WHAT THE EXERCISE ASKS
Set out every line bearing the string "name".

[Excerpts from a figure dataset]

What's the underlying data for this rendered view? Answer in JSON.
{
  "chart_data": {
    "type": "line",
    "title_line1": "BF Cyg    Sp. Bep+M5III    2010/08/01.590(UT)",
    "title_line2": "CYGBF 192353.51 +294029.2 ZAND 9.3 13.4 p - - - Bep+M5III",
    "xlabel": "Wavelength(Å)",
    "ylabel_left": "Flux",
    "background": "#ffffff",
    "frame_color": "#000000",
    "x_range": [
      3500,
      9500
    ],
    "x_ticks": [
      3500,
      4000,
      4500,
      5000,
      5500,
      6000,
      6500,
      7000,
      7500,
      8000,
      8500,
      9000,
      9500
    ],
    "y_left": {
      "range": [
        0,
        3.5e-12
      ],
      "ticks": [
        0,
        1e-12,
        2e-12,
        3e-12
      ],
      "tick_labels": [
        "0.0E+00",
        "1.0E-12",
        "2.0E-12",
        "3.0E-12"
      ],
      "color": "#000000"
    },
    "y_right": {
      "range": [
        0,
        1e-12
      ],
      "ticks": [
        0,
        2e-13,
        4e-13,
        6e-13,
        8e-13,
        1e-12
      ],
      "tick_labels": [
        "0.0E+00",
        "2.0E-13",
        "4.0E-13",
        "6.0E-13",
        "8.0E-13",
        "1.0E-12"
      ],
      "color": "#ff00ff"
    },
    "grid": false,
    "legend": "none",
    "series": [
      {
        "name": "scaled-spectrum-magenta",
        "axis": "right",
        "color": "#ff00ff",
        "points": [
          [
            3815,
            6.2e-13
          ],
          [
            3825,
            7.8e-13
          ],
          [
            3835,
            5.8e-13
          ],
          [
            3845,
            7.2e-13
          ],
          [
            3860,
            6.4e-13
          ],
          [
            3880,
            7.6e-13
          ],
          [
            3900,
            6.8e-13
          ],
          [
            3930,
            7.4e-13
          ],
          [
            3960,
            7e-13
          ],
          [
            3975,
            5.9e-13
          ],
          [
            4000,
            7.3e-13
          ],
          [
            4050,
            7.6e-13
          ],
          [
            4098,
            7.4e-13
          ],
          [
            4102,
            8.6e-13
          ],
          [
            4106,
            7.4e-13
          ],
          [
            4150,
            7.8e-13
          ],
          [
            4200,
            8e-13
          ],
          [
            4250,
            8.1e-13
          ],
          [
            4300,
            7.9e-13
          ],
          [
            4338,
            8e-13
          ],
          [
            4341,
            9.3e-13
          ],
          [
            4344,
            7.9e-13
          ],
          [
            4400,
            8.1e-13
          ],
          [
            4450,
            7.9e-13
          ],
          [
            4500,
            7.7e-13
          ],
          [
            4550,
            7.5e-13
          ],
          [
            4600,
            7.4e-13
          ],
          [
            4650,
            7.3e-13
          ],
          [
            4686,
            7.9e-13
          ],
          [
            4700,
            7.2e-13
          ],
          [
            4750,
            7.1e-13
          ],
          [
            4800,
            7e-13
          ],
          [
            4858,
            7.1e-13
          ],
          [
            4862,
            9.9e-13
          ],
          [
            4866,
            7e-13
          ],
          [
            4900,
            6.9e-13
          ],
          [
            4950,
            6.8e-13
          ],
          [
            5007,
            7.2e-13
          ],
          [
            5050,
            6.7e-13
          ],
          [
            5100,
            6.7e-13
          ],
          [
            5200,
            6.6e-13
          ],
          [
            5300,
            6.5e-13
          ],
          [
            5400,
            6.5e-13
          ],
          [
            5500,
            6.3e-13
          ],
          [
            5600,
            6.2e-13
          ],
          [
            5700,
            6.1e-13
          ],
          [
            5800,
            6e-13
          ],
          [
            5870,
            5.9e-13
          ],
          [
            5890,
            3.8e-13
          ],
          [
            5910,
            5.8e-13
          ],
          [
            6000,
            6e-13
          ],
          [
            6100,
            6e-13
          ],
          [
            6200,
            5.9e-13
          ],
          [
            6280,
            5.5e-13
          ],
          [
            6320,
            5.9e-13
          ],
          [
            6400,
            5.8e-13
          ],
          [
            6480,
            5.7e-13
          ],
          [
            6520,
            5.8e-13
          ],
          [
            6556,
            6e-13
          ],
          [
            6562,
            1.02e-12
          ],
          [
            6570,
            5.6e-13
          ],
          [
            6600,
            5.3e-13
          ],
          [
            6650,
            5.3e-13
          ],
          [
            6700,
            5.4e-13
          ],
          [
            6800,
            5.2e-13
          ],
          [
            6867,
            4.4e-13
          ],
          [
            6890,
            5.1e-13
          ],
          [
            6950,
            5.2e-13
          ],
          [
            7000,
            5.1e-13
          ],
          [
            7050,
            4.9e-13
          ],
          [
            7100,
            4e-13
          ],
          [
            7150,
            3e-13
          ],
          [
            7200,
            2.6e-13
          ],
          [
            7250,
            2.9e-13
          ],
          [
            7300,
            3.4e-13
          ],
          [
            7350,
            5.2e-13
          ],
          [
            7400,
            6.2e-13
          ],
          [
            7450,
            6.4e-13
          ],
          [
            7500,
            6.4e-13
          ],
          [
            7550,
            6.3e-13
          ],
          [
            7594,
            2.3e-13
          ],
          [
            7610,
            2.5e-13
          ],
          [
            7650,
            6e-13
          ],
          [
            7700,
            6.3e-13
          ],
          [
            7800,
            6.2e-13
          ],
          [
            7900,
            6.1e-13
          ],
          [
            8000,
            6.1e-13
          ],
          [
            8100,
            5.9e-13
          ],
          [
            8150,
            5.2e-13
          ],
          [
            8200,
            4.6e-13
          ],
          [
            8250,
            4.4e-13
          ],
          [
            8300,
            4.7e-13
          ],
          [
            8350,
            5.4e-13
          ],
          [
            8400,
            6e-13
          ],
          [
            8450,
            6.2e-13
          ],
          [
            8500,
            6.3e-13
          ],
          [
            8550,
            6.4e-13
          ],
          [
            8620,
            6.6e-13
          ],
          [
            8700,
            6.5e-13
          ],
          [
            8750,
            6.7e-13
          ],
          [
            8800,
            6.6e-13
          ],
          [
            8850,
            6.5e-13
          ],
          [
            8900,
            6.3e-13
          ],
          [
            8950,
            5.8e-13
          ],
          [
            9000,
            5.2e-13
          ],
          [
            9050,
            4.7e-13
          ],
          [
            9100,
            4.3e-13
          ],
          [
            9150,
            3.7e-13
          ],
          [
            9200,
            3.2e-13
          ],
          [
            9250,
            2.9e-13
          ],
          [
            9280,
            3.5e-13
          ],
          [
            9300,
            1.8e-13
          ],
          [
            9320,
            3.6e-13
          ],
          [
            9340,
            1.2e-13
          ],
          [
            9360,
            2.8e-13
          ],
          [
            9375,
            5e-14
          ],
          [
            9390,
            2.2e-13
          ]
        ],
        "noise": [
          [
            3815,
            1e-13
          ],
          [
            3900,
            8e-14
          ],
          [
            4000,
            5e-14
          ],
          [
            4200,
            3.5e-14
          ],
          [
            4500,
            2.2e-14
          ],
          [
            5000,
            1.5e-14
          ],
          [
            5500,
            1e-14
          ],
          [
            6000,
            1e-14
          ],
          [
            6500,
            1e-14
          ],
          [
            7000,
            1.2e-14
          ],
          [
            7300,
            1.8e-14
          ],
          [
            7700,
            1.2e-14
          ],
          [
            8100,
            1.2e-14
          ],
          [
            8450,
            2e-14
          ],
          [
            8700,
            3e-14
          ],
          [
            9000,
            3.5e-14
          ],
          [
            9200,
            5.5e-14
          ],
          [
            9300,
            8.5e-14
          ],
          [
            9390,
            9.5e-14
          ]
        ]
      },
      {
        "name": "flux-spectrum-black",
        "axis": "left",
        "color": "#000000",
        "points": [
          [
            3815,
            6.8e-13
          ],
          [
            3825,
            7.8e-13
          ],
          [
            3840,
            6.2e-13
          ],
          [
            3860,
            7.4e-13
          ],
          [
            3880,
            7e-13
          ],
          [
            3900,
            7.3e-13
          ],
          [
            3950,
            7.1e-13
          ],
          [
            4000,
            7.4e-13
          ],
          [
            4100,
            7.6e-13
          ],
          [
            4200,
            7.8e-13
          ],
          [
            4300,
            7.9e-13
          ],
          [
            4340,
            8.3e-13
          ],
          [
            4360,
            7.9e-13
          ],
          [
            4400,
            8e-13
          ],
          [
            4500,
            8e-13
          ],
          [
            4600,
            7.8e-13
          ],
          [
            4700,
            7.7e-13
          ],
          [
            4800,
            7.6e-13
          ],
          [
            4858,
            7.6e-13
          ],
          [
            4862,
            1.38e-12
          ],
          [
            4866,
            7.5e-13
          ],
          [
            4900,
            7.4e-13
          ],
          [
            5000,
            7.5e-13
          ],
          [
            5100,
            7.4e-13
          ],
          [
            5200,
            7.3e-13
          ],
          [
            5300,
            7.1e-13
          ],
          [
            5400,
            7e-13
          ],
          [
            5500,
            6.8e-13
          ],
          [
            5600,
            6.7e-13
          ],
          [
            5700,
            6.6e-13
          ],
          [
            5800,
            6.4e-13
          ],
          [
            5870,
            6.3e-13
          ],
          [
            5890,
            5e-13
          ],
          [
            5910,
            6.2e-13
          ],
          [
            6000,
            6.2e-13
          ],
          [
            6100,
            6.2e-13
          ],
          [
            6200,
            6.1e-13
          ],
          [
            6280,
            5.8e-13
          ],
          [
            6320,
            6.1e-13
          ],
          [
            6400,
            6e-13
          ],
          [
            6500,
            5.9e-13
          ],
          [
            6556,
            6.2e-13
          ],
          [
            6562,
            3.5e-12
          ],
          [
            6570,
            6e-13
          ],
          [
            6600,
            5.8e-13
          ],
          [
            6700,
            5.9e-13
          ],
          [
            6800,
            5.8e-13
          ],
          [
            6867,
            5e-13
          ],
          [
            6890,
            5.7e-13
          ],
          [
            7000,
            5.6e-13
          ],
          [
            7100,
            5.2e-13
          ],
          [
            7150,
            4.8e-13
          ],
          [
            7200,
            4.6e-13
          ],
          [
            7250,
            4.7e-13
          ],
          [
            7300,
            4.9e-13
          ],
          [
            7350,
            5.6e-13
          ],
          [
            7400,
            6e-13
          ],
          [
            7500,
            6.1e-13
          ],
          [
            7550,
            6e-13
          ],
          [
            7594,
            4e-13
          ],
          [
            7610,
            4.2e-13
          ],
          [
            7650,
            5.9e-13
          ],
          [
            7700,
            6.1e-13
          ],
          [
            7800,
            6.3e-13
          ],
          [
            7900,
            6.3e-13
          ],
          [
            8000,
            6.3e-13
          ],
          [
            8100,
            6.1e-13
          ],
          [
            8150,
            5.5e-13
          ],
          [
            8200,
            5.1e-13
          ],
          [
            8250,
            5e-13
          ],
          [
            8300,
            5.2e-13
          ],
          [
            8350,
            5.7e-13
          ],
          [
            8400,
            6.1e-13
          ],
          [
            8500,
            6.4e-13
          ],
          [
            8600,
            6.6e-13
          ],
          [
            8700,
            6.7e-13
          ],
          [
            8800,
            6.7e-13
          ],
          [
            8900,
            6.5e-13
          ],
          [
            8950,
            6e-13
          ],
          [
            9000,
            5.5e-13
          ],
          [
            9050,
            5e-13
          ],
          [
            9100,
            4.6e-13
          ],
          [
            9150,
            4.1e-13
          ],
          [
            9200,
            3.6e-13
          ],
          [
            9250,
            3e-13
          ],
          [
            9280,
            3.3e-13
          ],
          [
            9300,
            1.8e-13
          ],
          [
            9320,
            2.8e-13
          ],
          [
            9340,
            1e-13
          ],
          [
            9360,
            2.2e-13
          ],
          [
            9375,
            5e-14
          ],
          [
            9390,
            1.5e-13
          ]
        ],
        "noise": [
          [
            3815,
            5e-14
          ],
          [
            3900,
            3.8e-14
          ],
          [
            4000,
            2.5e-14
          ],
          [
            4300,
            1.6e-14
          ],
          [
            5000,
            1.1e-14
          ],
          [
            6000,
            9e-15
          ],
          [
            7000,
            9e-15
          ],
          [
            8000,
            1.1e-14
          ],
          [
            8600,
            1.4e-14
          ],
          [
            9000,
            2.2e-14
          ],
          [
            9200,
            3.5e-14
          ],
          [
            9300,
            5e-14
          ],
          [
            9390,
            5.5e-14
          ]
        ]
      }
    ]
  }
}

FULL ANSWER
        "name": "scaled-spectrum-magenta",
        "name": "flux-spectrum-black",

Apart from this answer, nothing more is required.